> **SHORT PROBLEM**
Check each line of the entries below for the string "Duis"; copy every line where it appears.

> **MATERIAL FOR THIS EXERCISE**

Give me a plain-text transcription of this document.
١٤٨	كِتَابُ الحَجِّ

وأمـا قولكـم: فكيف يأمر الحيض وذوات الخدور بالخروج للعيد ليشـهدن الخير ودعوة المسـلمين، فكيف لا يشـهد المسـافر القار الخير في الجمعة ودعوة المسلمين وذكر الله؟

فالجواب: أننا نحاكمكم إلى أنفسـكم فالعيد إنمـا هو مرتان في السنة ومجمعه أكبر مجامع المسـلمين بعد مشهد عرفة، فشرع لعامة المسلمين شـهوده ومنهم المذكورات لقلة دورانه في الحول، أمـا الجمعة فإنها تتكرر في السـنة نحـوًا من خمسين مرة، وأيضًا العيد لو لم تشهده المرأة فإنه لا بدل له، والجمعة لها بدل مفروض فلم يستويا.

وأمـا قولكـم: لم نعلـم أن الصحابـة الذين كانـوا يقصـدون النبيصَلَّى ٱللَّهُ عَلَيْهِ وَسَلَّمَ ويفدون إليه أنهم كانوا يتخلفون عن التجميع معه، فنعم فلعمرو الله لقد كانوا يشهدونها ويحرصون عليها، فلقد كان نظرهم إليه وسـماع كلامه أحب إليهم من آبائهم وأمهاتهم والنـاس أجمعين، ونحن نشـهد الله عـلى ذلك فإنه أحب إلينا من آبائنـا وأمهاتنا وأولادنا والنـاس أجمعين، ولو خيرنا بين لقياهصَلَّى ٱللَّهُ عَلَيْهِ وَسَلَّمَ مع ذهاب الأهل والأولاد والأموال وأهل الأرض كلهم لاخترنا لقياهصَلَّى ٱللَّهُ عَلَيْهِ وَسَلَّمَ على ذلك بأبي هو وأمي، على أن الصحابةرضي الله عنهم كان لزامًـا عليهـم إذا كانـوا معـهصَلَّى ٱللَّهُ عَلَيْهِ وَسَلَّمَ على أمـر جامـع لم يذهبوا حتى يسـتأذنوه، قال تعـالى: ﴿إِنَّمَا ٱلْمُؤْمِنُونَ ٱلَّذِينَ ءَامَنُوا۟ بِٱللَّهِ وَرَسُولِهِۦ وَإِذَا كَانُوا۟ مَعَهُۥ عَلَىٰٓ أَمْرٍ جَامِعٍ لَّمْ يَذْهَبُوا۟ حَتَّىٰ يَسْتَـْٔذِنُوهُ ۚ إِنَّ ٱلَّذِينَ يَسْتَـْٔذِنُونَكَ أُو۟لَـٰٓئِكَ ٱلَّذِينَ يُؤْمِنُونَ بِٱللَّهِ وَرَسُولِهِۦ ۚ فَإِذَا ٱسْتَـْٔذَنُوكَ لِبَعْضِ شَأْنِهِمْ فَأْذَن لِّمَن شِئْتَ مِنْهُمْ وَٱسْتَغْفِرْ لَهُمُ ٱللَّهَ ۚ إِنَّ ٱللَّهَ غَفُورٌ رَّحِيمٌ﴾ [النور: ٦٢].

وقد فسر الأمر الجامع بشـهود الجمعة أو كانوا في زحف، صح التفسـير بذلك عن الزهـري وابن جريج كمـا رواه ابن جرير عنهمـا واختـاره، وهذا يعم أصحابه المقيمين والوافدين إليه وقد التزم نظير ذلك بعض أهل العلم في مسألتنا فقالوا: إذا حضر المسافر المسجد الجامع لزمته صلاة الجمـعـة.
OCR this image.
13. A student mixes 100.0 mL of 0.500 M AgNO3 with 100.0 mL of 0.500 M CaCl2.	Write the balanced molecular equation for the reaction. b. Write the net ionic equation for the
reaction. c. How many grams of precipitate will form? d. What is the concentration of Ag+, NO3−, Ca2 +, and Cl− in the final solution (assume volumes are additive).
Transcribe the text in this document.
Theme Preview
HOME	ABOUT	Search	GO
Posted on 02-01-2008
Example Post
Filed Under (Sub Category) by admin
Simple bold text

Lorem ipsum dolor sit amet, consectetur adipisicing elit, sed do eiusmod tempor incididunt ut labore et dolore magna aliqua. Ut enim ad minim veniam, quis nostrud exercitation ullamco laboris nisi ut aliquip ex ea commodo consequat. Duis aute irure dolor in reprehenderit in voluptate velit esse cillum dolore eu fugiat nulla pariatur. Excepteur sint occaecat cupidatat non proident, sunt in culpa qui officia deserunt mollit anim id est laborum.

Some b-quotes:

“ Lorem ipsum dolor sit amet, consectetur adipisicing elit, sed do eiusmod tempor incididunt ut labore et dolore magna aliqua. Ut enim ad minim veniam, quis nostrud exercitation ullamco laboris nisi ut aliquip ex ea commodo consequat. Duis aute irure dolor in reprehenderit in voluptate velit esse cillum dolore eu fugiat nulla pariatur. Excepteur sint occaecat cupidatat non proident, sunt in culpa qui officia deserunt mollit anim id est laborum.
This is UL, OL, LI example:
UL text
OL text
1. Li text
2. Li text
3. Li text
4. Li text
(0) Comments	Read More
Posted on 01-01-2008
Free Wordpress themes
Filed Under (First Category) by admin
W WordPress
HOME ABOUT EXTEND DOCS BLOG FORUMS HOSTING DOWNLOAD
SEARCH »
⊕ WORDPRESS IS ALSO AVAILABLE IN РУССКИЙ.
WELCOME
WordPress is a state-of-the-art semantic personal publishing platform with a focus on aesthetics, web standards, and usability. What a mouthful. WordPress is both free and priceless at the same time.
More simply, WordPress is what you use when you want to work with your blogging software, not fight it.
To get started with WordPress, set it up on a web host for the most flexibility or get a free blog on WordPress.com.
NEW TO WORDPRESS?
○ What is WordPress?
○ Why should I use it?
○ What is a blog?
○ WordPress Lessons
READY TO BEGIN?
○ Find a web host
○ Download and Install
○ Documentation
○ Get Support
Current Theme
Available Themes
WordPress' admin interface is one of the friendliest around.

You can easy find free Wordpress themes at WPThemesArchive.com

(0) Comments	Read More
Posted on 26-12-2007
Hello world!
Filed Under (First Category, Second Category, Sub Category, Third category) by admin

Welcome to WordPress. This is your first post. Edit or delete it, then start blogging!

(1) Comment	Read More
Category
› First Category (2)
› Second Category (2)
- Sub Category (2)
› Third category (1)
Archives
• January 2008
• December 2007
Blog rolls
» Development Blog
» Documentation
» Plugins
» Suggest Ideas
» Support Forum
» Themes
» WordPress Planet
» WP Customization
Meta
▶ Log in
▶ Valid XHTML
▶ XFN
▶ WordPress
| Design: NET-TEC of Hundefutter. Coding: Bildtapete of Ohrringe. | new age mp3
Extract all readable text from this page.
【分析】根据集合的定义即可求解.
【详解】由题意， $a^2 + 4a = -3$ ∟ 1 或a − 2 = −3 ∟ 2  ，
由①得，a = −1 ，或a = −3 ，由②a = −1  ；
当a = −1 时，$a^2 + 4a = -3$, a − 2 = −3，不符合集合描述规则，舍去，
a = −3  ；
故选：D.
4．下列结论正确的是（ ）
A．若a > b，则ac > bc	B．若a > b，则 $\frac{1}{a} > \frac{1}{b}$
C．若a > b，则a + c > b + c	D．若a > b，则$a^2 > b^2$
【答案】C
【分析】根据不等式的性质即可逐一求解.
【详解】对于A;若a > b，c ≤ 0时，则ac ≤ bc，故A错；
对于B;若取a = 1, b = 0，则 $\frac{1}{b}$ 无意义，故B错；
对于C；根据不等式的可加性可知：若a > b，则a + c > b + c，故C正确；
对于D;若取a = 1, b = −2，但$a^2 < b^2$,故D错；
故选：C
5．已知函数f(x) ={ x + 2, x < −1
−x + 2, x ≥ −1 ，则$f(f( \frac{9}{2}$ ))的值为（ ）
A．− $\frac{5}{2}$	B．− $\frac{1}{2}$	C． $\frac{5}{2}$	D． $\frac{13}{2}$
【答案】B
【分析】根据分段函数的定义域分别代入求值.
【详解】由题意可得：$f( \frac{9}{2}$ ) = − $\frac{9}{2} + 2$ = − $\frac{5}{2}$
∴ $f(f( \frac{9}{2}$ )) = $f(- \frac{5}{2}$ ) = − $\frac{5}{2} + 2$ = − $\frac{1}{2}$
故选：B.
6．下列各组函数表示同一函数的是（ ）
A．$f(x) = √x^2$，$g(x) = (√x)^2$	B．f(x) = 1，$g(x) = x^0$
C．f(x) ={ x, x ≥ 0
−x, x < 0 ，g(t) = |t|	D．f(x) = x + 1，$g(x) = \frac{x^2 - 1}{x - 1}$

> **ANSWER**
Lorem ipsum dolor sit amet, consectetur adipisicing elit, sed do eiusmod tempor incididunt ut labore et dolore magna aliqua. Ut enim ad minim veniam, quis nostrud exercitation ullamco laboris nisi ut aliquip ex ea commodo consequat. Duis aute irure dolor in reprehenderit in voluptate velit esse cillum dolore eu fugiat nulla pariatur. Excepteur sint occaecat cupidatat non proident, sunt in culpa qui officia deserunt mollit anim id est laborum.
“ Lorem ipsum dolor sit amet, consectetur adipisicing elit, sed do eiusmod tempor incididunt ut labore et dolore magna aliqua. Ut enim ad minim veniam, quis nostrud exercitation ullamco laboris nisi ut aliquip ex ea commodo consequat. Duis aute irure dolor in reprehenderit in voluptate velit esse cillum dolore eu fugiat nulla pariatur. Excepteur sint occaecat cupidatat non proident, sunt in culpa qui officia deserunt mollit anim id est laborum.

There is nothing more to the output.